--- Stated exercise ---
Exactly repeat all the records below, omitting the images they hold.

--- Records for processing ---

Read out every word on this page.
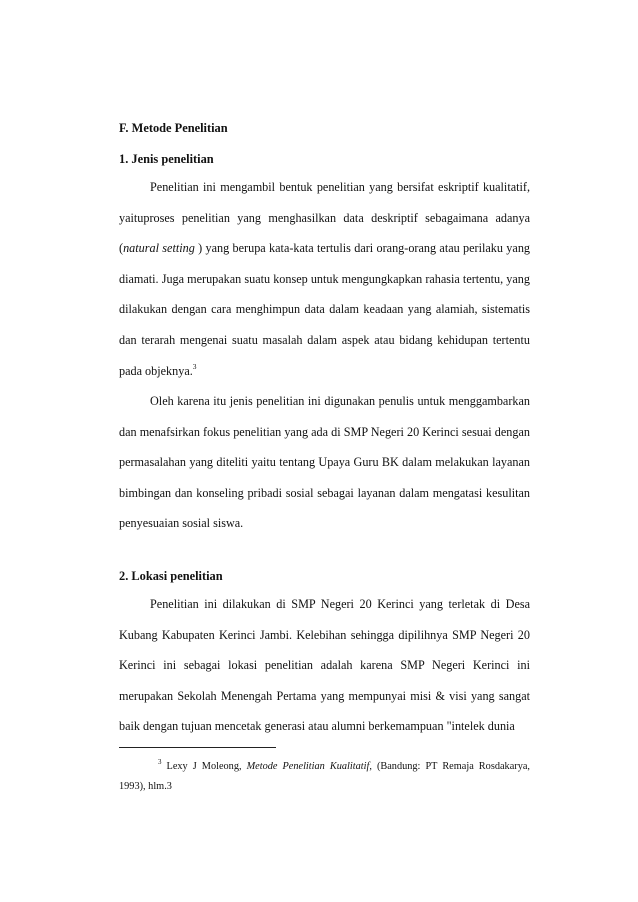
F. Metode Penelitian
1. Jenis penelitian

Penelitian ini mengambil bentuk penelitian yang bersifat eskriptif kualitatif, yaituproses penelitian yang menghasilkan data deskriptif sebagaimana adanya (natural setting ) yang berupa kata-kata tertulis dari orang-orang atau perilaku yang diamati. Juga merupakan suatu konsep untuk mengungkapkan rahasia tertentu, yang dilakukan dengan cara menghimpun data dalam keadaan yang alamiah, sistematis dan terarah mengenai suatu masalah dalam aspek atau bidang kehidupan tertentu pada objeknya.$^3$

Oleh karena itu jenis penelitian ini digunakan penulis untuk menggambarkan dan menafsirkan fokus penelitian yang ada di SMP Negeri 20 Kerinci sesuai dengan permasalahan yang diteliti yaitu tentang Upaya Guru BK dalam melakukan layanan bimbingan dan konseling pribadi sosial sebagai layanan dalam mengatasi kesulitan penyesuaian sosial siswa.

2. Lokasi penelitian

Penelitian ini dilakukan di SMP Negeri 20 Kerinci yang terletak di Desa Kubang Kabupaten Kerinci Jambi. Kelebihan sehingga dipilihnya SMP Negeri 20 Kerinci ini sebagai lokasi penelitian adalah karena SMP Negeri Kerinci ini merupakan Sekolah Menengah Pertama yang mempunyai misi & visi yang sangat baik dengan tujuan mencetak generasi atau alumni berkemampuan "intelek dunia

$^3$ Lexy J Moleong, Metode Penelitian Kualitatif, (Bandung: PT Remaja Rosdakarya, 1993), hlm.3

--- Solution ---
Read out every word on this page.
F. Metode Penelitian
1. Jenis penelitian

Penelitian ini mengambil bentuk penelitian yang bersifat eskriptif kualitatif, yaituproses penelitian yang menghasilkan data deskriptif sebagaimana adanya (natural setting ) yang berupa kata-kata tertulis dari orang-orang atau perilaku yang diamati. Juga merupakan suatu konsep untuk mengungkapkan rahasia tertentu, yang dilakukan dengan cara menghimpun data dalam keadaan yang alamiah, sistematis dan terarah mengenai suatu masalah dalam aspek atau bidang kehidupan tertentu pada objeknya.$^3$

Oleh karena itu jenis penelitian ini digunakan penulis untuk menggambarkan dan menafsirkan fokus penelitian yang ada di SMP Negeri 20 Kerinci sesuai dengan permasalahan yang diteliti yaitu tentang Upaya Guru BK dalam melakukan layanan bimbingan dan konseling pribadi sosial sebagai layanan dalam mengatasi kesulitan penyesuaian sosial siswa.

2. Lokasi penelitian

Penelitian ini dilakukan di SMP Negeri 20 Kerinci yang terletak di Desa Kubang Kabupaten Kerinci Jambi. Kelebihan sehingga dipilihnya SMP Negeri 20 Kerinci ini sebagai lokasi penelitian adalah karena SMP Negeri Kerinci ini merupakan Sekolah Menengah Pertama yang mempunyai misi & visi yang sangat baik dengan tujuan mencetak generasi atau alumni berkemampuan "intelek dunia

$^3$ Lexy J Moleong, Metode Penelitian Kualitatif, (Bandung: PT Remaja Rosdakarya, 1993), hlm.3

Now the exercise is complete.